* [RECORDS FOR THE EXERCISE]

________________________________________

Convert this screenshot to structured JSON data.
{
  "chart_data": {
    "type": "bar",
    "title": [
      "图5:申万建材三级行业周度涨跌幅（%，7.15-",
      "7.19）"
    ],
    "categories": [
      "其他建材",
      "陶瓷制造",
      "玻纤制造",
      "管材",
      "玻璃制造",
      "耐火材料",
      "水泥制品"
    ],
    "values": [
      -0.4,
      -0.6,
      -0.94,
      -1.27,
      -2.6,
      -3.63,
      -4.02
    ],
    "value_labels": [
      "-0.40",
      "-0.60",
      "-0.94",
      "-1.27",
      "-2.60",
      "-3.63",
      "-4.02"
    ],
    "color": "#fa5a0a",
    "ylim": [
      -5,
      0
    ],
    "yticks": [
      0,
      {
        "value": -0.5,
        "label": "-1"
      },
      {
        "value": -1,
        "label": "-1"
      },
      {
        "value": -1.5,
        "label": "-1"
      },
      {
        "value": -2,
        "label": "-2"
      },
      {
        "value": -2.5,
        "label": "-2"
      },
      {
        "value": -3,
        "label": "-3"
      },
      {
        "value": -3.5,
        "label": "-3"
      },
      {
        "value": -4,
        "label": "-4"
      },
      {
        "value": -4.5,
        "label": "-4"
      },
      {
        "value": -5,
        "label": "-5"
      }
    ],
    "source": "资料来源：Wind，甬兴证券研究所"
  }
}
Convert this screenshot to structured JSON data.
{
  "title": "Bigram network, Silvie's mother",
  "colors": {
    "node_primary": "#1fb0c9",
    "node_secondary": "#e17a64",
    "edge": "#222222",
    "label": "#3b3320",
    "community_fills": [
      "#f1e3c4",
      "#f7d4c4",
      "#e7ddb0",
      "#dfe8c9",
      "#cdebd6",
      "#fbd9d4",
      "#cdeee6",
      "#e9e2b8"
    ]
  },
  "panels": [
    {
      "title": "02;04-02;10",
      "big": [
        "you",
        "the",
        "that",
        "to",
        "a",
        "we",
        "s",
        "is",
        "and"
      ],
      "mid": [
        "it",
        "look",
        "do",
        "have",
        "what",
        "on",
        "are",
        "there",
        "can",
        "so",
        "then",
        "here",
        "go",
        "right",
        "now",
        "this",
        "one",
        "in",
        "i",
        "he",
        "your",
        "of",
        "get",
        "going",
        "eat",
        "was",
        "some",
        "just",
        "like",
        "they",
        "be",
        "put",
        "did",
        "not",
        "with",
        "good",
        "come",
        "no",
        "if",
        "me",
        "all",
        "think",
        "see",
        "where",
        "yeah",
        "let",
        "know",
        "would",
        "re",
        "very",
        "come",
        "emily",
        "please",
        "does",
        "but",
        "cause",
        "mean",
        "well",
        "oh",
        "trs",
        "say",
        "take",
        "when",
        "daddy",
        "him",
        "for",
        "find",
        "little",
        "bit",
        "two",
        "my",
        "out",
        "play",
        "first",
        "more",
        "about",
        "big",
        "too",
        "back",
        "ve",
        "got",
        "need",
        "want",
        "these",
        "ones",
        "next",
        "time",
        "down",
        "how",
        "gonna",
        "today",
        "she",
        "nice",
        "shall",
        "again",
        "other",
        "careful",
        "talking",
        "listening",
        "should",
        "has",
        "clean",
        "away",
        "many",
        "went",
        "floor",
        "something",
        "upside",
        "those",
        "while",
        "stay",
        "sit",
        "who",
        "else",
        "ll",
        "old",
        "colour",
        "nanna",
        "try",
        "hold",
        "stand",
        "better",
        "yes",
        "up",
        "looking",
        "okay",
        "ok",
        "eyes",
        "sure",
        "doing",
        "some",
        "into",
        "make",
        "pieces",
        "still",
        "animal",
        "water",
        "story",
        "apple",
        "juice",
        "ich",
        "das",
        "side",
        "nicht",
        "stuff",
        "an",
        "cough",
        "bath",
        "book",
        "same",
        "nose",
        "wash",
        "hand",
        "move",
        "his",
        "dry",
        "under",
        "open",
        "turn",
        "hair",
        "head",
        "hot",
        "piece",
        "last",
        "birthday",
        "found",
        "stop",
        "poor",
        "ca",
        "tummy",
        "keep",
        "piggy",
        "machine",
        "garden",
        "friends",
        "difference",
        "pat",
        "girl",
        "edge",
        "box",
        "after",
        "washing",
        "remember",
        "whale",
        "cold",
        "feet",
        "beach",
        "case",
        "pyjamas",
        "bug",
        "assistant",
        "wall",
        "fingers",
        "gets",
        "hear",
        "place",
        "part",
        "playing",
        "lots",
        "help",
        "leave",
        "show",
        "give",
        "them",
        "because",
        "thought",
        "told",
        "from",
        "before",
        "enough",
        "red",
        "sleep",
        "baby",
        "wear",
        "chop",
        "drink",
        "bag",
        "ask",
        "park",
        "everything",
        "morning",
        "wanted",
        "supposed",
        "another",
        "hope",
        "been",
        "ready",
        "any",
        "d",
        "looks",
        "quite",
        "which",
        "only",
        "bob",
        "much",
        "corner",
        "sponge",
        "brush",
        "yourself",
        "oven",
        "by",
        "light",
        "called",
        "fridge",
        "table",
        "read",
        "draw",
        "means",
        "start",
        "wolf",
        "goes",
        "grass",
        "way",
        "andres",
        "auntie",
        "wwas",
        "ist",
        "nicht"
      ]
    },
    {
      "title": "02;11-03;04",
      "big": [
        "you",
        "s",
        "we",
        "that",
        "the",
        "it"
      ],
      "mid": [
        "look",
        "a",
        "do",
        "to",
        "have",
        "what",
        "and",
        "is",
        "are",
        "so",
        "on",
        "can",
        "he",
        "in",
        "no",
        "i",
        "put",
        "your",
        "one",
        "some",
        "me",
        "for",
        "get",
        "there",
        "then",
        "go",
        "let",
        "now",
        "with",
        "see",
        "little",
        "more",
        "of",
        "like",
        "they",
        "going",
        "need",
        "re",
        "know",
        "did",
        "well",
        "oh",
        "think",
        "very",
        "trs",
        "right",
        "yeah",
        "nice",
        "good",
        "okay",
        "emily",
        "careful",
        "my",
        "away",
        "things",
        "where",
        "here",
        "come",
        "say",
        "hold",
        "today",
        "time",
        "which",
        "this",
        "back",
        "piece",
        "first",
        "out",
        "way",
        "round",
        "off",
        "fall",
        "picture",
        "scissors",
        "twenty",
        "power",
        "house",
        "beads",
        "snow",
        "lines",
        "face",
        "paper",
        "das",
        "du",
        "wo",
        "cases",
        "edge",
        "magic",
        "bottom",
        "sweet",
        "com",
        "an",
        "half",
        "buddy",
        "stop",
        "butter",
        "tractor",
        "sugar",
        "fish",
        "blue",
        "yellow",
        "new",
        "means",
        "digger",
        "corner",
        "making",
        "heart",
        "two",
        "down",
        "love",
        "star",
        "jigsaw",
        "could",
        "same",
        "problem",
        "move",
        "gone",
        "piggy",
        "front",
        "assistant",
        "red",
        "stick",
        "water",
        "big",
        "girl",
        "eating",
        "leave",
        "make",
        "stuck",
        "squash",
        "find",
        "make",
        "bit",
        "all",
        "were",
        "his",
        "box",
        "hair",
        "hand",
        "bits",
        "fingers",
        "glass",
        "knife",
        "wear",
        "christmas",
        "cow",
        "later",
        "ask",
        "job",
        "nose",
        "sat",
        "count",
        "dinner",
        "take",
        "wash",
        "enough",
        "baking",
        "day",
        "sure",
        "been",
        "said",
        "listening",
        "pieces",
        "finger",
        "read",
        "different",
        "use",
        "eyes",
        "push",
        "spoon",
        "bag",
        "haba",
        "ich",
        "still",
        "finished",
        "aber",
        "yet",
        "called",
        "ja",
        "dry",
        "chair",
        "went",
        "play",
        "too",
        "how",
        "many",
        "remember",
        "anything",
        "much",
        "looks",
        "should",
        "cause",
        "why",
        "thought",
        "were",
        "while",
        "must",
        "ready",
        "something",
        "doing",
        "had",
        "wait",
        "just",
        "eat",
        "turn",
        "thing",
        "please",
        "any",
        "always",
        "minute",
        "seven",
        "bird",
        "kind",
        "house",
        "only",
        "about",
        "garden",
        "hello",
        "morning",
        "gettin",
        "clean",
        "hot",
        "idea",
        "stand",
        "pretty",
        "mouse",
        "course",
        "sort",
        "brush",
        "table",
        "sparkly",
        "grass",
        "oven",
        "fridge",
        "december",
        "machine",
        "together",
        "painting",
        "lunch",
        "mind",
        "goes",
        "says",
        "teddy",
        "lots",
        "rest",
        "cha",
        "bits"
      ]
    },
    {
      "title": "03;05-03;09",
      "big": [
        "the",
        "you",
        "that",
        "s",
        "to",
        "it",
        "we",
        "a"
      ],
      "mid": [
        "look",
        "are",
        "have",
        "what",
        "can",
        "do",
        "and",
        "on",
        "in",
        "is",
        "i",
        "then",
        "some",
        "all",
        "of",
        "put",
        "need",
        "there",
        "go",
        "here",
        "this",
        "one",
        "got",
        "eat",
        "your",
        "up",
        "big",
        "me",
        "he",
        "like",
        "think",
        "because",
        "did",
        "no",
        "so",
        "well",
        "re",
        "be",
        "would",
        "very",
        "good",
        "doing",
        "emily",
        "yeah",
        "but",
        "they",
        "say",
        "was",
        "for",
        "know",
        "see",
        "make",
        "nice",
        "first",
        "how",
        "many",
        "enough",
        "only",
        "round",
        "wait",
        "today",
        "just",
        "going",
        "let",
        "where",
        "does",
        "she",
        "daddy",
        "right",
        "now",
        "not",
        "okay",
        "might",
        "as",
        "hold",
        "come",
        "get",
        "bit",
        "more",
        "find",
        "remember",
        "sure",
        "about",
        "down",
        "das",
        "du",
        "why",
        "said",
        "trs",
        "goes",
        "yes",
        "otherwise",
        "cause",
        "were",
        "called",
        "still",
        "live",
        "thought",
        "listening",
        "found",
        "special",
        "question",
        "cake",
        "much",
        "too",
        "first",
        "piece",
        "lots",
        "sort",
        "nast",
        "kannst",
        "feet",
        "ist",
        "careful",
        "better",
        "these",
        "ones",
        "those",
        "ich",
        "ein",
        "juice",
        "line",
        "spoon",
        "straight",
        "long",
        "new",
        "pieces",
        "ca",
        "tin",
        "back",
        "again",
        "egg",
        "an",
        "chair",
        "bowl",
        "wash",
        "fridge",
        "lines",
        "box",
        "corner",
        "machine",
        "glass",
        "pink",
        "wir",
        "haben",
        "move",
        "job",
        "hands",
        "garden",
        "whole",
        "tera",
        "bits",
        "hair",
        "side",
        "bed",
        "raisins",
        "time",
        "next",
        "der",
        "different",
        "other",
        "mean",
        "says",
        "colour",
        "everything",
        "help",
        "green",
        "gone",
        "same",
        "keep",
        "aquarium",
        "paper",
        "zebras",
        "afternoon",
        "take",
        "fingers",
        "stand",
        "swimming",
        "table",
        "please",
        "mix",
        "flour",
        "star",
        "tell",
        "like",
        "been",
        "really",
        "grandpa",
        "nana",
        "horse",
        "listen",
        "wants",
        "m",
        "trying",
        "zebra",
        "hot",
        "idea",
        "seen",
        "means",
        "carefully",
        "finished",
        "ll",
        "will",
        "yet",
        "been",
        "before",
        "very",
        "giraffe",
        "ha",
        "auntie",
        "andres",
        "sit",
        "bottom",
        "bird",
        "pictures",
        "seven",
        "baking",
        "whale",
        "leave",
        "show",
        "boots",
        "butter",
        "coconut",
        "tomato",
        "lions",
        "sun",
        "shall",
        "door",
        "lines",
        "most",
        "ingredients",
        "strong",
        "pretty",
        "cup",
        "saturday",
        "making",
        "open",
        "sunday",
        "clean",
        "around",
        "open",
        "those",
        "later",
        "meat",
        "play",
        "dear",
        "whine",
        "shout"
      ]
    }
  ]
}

________________________________________

* [WHAT IS REQUIRED] Show the lines where the word "title" appears in the entries.

* [RESULT OF THE EXERCISE]
    "title": [
  "title": "Bigram network, Silvie's mother",
      "title": "02;04-02;10",
      "title": "02;11-03;04",
      "title": "03;05-03;09",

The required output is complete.